» Goal
Repeat word for word everything from the line containing "Give me a plain-text" to the end of the listing, first and last lines included, and only that.

+-------+

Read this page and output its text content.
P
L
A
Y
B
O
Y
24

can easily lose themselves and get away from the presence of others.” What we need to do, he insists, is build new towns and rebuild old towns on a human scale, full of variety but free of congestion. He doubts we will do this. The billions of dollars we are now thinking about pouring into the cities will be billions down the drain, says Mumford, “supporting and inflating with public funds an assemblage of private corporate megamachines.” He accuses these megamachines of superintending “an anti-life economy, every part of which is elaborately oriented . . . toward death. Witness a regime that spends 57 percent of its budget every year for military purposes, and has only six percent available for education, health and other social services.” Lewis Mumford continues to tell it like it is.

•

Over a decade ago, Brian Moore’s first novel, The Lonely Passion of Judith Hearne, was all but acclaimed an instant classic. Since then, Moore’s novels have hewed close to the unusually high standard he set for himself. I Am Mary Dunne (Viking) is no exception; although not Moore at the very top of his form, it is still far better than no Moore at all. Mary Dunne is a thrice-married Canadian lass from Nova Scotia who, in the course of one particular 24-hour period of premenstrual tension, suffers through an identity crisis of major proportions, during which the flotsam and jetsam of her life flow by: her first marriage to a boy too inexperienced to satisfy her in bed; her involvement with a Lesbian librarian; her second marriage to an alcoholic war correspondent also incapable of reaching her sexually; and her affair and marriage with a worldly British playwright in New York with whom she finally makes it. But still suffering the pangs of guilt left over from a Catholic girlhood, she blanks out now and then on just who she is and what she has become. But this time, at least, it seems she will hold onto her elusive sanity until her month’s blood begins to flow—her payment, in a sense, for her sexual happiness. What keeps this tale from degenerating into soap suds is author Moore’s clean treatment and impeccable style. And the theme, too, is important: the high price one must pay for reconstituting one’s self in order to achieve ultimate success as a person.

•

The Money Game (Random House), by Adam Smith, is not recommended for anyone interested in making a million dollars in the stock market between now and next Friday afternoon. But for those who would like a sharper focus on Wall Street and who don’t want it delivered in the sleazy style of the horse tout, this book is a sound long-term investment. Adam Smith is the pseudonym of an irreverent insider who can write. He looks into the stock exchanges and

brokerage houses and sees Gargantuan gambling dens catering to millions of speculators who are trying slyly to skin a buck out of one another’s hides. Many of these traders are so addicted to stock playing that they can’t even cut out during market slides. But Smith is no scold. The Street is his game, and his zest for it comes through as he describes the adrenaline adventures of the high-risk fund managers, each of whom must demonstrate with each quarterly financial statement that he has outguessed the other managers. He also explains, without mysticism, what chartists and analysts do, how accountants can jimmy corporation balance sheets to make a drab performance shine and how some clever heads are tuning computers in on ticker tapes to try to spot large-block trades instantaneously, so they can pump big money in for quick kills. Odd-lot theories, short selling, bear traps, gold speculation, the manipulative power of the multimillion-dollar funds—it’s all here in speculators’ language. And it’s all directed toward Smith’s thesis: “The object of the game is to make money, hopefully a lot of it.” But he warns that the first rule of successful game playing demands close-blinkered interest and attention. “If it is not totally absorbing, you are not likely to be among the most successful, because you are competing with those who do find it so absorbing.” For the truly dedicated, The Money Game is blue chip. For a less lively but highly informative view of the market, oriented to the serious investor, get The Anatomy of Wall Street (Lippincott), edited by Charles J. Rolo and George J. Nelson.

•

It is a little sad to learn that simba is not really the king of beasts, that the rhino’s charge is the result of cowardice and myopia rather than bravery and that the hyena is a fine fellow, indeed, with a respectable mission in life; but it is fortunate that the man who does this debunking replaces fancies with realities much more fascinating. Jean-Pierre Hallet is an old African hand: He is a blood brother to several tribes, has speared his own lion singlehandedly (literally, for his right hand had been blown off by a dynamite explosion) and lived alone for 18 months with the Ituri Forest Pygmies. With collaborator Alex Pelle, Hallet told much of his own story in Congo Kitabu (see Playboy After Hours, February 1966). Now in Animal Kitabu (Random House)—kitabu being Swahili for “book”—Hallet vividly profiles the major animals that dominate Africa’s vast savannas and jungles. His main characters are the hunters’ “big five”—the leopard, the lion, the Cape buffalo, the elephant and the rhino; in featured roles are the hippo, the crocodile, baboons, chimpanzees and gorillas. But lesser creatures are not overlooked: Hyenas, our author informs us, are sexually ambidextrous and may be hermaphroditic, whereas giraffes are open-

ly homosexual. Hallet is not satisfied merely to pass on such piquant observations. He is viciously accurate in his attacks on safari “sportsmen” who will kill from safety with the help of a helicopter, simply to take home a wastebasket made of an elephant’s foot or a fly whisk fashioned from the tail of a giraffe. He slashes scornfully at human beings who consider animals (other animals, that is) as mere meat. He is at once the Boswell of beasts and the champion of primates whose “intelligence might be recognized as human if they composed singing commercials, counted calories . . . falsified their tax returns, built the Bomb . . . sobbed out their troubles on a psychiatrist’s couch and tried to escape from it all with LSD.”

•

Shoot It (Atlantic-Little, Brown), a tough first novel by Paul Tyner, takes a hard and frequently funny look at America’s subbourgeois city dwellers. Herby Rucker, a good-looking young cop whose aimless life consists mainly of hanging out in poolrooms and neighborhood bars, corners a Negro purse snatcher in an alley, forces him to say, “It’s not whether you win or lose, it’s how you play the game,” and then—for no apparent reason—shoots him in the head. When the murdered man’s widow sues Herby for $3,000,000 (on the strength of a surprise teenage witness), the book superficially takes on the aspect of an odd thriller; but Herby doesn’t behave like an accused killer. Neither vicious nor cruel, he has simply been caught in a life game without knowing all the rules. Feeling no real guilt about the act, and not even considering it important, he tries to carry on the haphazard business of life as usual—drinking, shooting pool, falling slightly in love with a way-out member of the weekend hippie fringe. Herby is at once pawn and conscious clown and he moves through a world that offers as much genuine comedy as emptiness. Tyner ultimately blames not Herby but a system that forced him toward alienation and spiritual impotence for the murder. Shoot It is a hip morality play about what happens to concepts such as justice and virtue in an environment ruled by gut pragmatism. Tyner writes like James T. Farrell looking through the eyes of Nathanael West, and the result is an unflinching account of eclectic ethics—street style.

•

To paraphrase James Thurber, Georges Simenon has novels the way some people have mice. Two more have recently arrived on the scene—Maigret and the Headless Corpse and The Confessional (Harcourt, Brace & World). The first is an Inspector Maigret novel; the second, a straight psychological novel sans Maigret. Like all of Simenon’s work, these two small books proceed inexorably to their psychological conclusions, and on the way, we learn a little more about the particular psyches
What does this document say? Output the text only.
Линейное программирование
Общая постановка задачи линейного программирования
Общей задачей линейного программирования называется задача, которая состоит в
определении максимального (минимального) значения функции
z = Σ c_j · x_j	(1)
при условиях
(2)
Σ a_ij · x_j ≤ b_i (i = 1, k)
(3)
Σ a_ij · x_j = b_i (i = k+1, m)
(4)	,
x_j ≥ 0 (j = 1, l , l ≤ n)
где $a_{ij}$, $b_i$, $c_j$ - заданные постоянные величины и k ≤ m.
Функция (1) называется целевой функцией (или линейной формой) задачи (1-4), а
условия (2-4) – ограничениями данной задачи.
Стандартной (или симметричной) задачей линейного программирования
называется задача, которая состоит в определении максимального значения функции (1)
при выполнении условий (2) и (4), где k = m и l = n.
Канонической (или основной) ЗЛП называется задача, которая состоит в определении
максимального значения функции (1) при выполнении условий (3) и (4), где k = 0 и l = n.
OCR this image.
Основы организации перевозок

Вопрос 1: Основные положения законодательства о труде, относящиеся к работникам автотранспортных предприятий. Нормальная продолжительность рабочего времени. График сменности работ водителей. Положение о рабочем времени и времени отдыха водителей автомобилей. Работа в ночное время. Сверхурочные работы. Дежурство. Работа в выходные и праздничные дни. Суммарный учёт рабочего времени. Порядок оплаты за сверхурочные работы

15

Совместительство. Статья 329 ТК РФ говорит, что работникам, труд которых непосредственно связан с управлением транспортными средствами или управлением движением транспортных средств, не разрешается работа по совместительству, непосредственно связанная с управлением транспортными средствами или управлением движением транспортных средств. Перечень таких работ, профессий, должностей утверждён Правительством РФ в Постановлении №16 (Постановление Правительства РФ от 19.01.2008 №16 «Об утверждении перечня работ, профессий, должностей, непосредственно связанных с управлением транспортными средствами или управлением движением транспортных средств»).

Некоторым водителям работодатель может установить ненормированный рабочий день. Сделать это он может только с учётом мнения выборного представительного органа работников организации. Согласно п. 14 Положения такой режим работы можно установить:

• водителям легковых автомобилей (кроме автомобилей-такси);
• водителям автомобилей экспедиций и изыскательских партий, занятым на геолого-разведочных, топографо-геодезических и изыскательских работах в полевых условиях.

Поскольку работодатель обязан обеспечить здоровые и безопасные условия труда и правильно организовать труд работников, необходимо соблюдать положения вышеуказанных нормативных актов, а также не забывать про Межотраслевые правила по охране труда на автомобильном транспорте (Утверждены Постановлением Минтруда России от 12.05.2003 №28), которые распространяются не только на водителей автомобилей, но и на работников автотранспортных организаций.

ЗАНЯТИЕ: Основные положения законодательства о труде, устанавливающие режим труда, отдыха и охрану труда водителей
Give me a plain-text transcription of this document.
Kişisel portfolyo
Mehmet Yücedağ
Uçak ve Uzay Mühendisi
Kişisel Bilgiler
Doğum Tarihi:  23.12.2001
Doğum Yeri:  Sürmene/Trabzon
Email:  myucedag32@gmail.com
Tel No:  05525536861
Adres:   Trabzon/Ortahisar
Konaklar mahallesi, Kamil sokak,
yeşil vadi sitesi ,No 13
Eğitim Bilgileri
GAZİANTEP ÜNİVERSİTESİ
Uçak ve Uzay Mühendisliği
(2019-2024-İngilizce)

+-------+

» Answer for this exercise
Give me a plain-text transcription of this document.
Kişisel portfolyo
Mehmet Yücedağ
Uçak ve Uzay Mühendisi
Kişisel Bilgiler
Doğum Tarihi:  23.12.2001
Doğum Yeri:  Sürmene/Trabzon
Email:  myucedag32@gmail.com
Tel No:  05525536861
Adres:   Trabzon/Ortahisar
Konaklar mahallesi, Kamil sokak,
yeşil vadi sitesi ,No 13
Eğitim Bilgileri
GAZİANTEP ÜNİVERSİTESİ
Uçak ve Uzay Mühendisliği
(2019-2024-İngilizce)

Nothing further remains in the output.